WORK REQUIRED:
Find the line containing "Read this page and output its text content.", then print it and each following line through the end of the records, exactly and with nothing added; leave out any pictures.

(Recorded data)
<<<<

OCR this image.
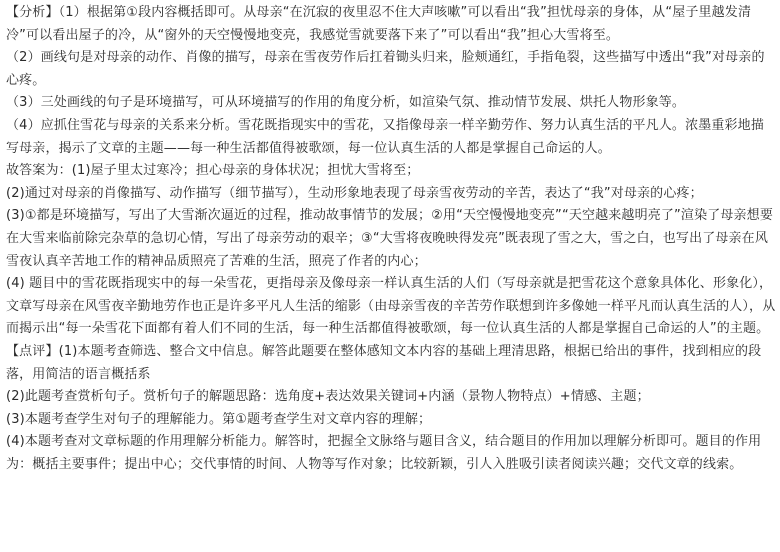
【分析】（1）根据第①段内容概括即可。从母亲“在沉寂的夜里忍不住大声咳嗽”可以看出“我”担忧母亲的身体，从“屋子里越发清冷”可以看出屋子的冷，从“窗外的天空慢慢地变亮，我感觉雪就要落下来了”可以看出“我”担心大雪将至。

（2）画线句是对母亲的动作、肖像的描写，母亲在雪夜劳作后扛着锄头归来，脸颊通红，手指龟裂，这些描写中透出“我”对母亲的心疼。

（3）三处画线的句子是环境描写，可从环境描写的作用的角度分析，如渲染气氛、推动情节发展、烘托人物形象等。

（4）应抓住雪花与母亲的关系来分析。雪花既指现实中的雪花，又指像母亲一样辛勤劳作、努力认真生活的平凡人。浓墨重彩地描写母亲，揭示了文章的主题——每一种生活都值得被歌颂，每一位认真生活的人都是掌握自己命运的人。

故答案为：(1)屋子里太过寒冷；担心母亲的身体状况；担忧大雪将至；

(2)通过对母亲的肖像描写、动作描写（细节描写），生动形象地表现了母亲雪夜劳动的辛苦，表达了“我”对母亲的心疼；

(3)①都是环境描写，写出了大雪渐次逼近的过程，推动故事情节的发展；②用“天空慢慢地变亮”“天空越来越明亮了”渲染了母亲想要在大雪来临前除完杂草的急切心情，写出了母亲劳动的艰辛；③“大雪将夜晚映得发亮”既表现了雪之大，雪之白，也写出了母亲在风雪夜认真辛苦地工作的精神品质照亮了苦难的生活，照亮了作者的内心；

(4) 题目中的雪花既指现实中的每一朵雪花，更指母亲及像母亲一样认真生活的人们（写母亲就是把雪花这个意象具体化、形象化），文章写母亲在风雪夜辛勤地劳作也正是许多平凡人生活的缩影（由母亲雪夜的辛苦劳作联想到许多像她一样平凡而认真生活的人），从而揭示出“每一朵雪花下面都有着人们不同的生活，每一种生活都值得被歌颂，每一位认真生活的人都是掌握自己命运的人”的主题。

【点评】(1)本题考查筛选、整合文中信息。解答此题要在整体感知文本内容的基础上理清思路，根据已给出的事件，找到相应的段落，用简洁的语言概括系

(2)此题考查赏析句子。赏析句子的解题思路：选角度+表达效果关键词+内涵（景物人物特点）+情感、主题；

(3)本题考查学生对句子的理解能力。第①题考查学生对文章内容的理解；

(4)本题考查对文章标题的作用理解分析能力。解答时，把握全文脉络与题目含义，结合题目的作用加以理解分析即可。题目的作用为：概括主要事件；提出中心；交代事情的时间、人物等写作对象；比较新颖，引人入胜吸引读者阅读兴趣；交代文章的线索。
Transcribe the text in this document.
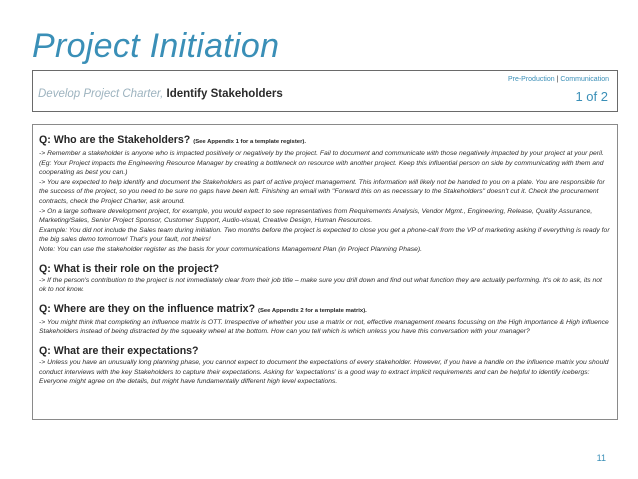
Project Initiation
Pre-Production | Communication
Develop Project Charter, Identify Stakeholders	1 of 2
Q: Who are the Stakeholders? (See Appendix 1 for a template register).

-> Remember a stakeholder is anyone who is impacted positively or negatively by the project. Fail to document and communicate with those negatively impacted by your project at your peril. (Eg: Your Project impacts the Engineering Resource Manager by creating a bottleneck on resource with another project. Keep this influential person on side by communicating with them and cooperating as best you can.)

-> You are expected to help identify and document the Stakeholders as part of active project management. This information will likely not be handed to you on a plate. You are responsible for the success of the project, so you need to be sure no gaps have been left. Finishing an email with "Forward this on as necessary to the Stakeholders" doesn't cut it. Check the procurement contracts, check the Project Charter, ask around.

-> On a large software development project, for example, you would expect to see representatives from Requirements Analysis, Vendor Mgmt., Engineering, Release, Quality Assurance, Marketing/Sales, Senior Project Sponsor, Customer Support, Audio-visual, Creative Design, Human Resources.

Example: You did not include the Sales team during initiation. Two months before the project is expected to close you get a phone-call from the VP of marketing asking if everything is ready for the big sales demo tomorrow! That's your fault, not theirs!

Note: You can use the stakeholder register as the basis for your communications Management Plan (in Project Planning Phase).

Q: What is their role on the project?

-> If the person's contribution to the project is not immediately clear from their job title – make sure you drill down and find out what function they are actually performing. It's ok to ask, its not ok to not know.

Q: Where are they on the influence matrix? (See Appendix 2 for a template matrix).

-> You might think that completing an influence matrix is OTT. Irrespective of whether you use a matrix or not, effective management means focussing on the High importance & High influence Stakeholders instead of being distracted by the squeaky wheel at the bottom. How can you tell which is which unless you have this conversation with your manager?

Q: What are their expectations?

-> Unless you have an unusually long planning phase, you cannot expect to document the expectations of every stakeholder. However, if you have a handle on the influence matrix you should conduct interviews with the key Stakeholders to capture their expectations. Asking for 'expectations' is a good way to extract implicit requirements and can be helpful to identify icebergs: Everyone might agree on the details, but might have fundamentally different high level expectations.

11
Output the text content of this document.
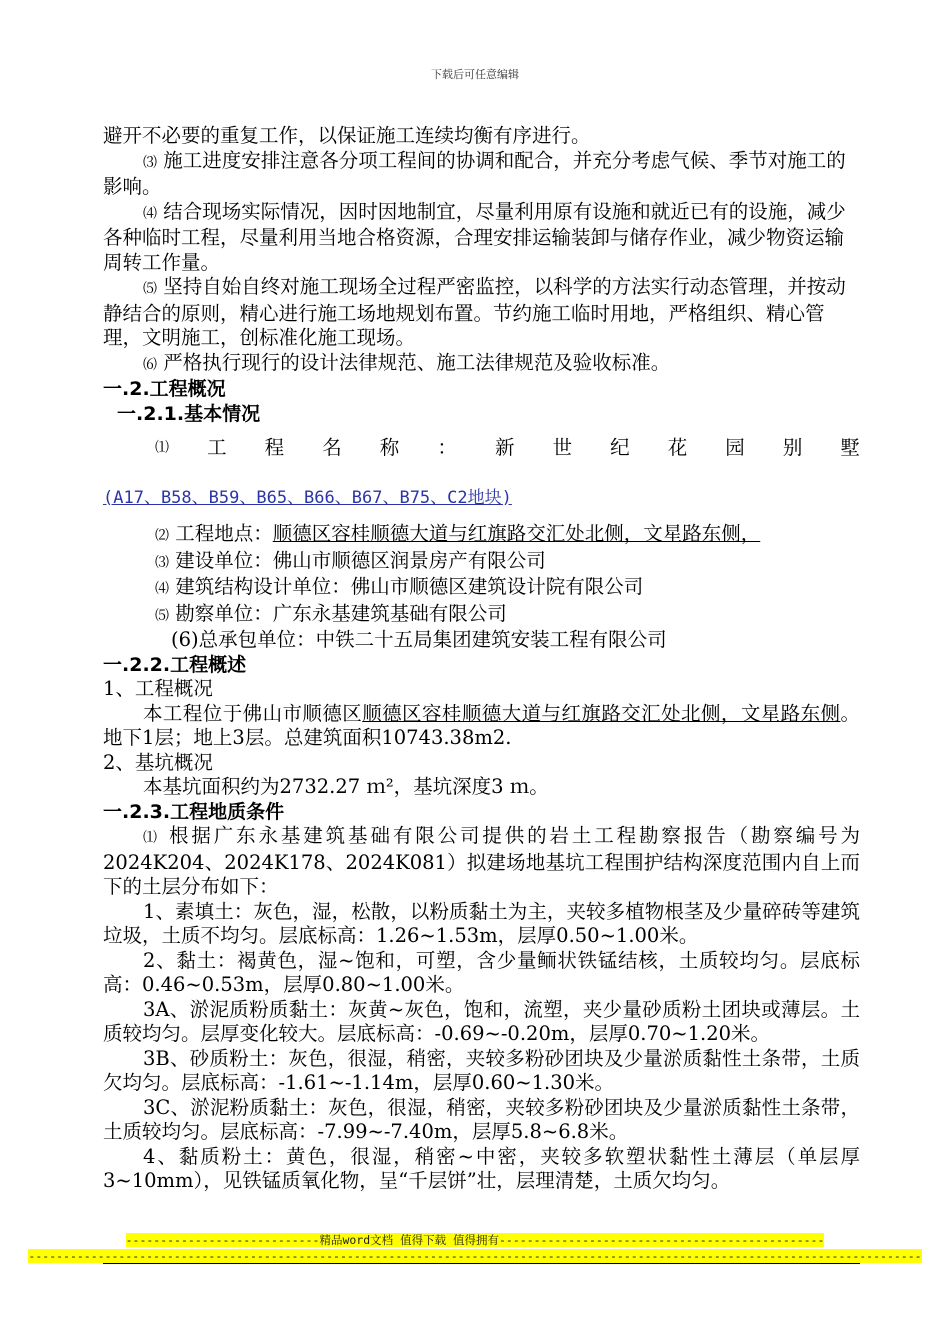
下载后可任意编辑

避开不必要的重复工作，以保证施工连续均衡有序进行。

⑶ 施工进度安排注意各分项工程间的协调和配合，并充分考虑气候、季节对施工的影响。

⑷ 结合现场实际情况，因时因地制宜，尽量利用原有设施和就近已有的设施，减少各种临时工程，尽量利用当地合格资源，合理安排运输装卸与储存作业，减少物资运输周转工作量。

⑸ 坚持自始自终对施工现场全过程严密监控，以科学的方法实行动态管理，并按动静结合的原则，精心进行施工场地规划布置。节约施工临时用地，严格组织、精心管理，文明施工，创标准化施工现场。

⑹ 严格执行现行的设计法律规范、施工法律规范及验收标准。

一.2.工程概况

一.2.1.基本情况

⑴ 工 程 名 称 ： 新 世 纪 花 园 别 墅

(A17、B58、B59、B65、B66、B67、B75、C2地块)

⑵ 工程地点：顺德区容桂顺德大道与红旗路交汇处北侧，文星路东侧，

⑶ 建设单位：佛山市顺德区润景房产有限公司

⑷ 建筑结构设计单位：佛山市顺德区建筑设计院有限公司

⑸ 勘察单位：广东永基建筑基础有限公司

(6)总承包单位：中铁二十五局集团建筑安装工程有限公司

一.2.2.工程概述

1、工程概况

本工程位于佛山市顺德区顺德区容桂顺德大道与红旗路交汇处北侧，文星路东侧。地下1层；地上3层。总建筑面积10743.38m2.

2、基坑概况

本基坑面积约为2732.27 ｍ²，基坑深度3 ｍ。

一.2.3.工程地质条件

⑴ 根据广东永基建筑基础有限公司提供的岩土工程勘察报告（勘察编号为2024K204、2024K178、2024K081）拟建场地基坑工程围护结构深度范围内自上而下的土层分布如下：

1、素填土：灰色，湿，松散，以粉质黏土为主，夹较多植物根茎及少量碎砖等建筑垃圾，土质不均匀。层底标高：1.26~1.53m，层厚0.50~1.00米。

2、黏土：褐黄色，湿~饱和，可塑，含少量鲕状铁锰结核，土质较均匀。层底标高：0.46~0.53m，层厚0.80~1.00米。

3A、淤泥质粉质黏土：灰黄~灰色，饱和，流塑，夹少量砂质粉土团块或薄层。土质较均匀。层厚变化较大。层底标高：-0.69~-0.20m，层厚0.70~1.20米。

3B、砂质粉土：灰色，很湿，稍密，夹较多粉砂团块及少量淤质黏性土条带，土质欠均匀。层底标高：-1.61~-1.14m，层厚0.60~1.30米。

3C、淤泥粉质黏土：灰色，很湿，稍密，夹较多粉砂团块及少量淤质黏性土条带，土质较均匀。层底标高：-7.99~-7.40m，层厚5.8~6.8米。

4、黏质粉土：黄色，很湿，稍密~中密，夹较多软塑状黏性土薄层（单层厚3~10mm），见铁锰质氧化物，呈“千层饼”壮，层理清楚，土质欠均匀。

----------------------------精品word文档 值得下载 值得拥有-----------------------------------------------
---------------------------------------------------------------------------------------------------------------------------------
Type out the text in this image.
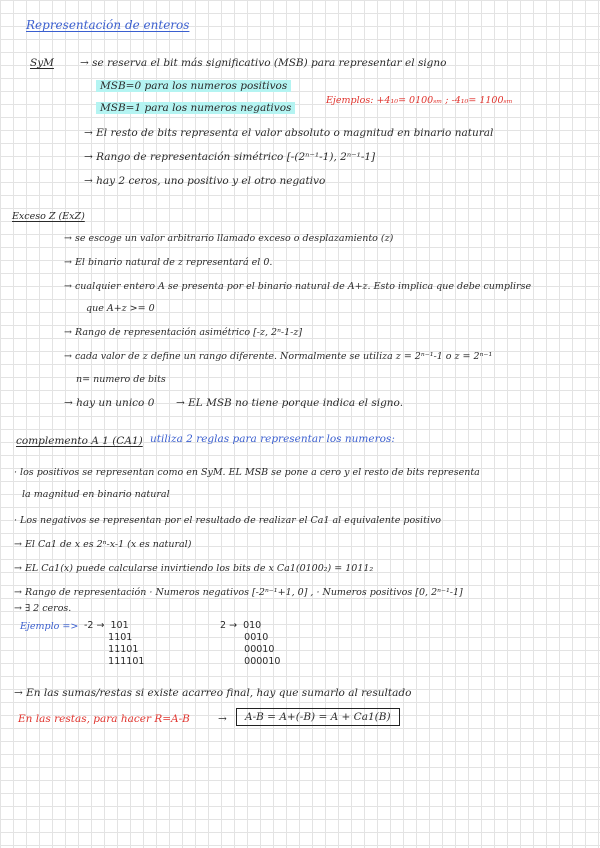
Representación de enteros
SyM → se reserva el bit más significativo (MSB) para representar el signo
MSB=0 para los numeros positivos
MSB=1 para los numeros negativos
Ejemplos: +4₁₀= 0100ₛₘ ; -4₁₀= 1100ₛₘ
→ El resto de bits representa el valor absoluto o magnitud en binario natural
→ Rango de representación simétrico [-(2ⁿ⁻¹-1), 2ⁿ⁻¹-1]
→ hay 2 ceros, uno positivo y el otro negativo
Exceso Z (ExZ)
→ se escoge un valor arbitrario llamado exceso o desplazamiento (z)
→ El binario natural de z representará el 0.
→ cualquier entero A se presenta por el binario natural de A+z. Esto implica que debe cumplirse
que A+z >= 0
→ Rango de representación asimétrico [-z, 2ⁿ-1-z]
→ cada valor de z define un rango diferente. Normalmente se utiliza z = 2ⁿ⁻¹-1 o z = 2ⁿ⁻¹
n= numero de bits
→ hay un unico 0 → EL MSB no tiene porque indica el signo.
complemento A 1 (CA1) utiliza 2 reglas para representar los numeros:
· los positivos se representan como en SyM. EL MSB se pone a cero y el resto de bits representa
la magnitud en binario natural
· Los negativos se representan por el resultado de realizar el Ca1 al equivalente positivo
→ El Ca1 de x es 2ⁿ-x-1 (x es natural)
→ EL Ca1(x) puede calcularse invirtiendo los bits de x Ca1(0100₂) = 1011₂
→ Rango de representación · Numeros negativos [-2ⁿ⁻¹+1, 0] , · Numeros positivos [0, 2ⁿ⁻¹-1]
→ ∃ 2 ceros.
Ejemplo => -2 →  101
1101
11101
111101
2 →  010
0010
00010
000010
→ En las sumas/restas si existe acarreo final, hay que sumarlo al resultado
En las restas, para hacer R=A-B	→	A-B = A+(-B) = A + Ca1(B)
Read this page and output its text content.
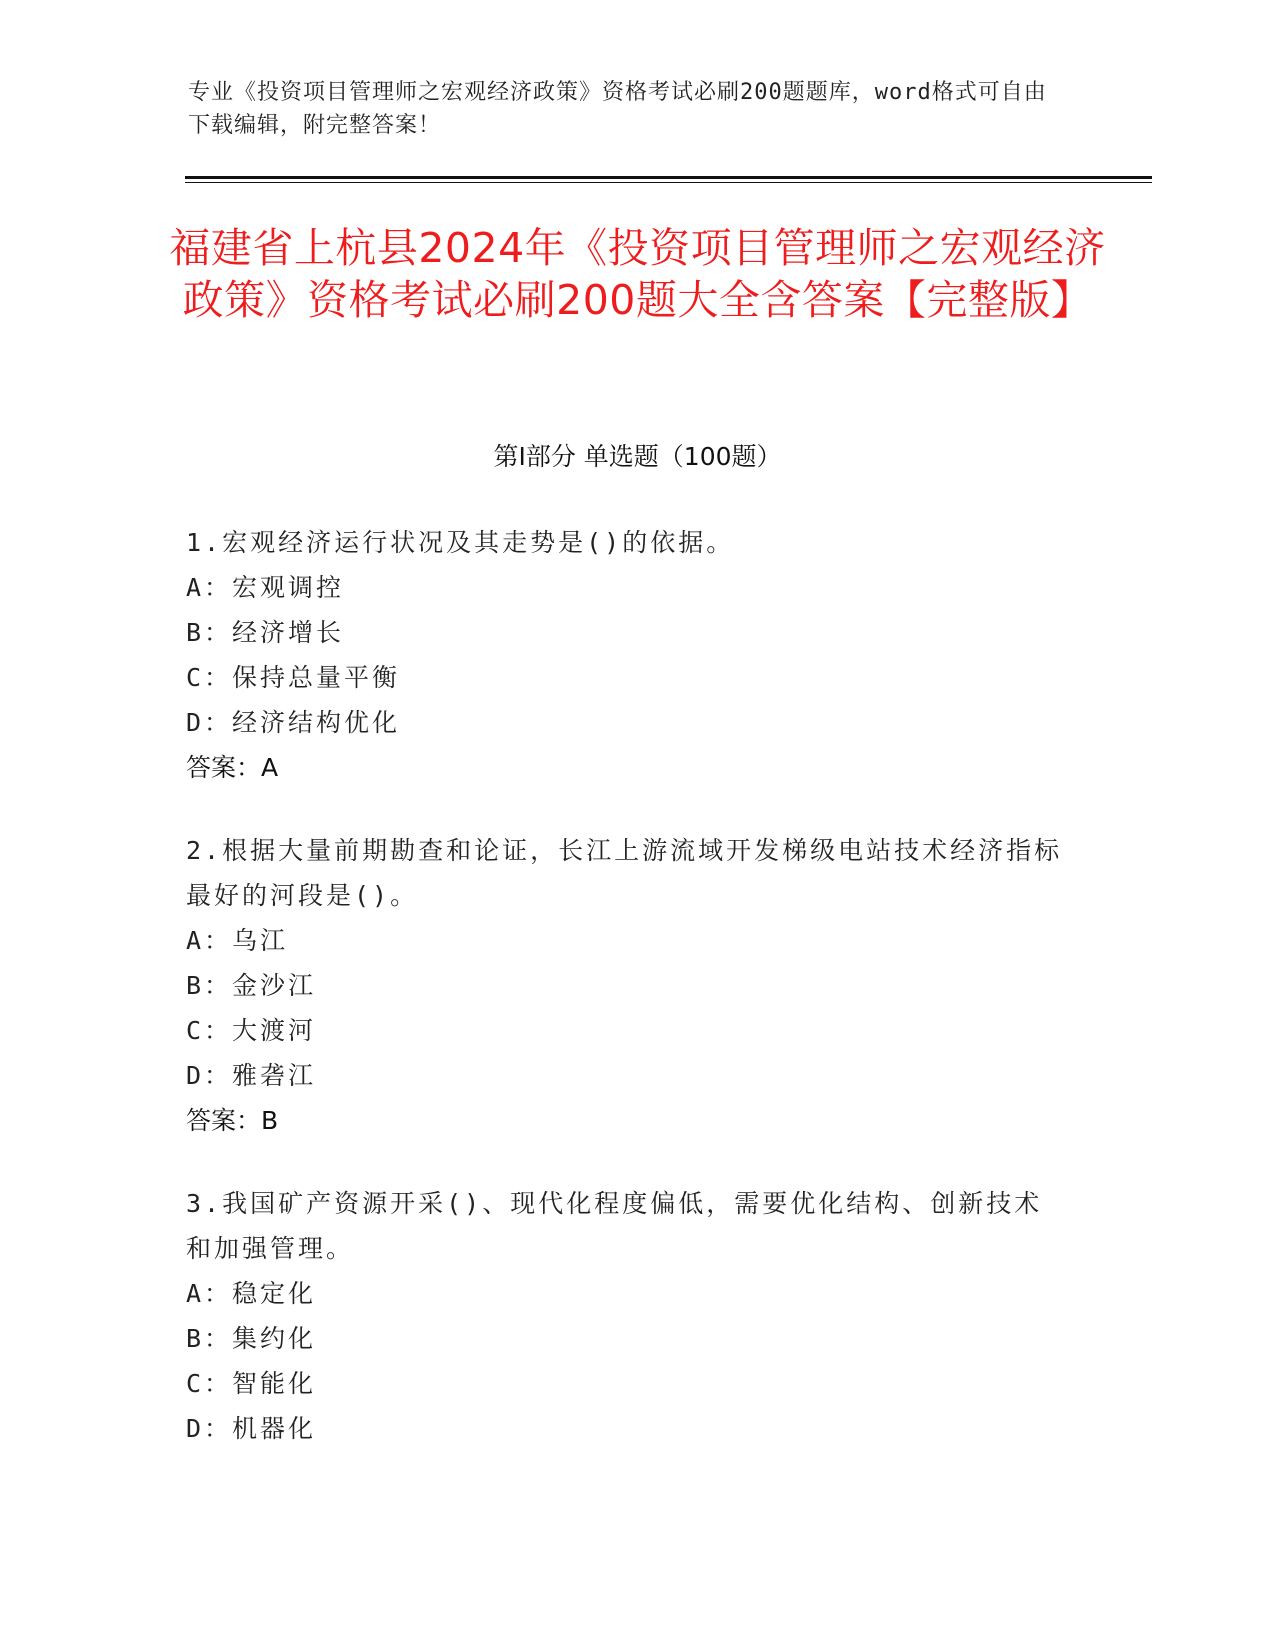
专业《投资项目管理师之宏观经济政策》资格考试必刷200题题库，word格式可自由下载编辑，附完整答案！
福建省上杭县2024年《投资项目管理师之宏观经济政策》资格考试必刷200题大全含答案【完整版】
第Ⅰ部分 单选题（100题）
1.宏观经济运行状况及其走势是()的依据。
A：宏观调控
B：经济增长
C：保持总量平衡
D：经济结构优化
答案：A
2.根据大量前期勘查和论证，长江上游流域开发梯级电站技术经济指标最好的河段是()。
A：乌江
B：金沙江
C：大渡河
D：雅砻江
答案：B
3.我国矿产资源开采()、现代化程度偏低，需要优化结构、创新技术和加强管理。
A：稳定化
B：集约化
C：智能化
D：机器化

>>>>

OUTPUT OF THE TASK:
Read this page and output its text content.
专业《投资项目管理师之宏观经济政策》资格考试必刷200题题库，word格式可自由下载编辑，附完整答案！
福建省上杭县2024年《投资项目管理师之宏观经济政策》资格考试必刷200题大全含答案【完整版】
第Ⅰ部分 单选题（100题）
1.宏观经济运行状况及其走势是()的依据。
A：宏观调控
B：经济增长
C：保持总量平衡
D：经济结构优化
答案：A
2.根据大量前期勘查和论证，长江上游流域开发梯级电站技术经济指标最好的河段是()。
A：乌江
B：金沙江
C：大渡河
D：雅砻江
答案：B
3.我国矿产资源开采()、现代化程度偏低，需要优化结构、创新技术和加强管理。
A：稳定化
B：集约化
C：智能化
D：机器化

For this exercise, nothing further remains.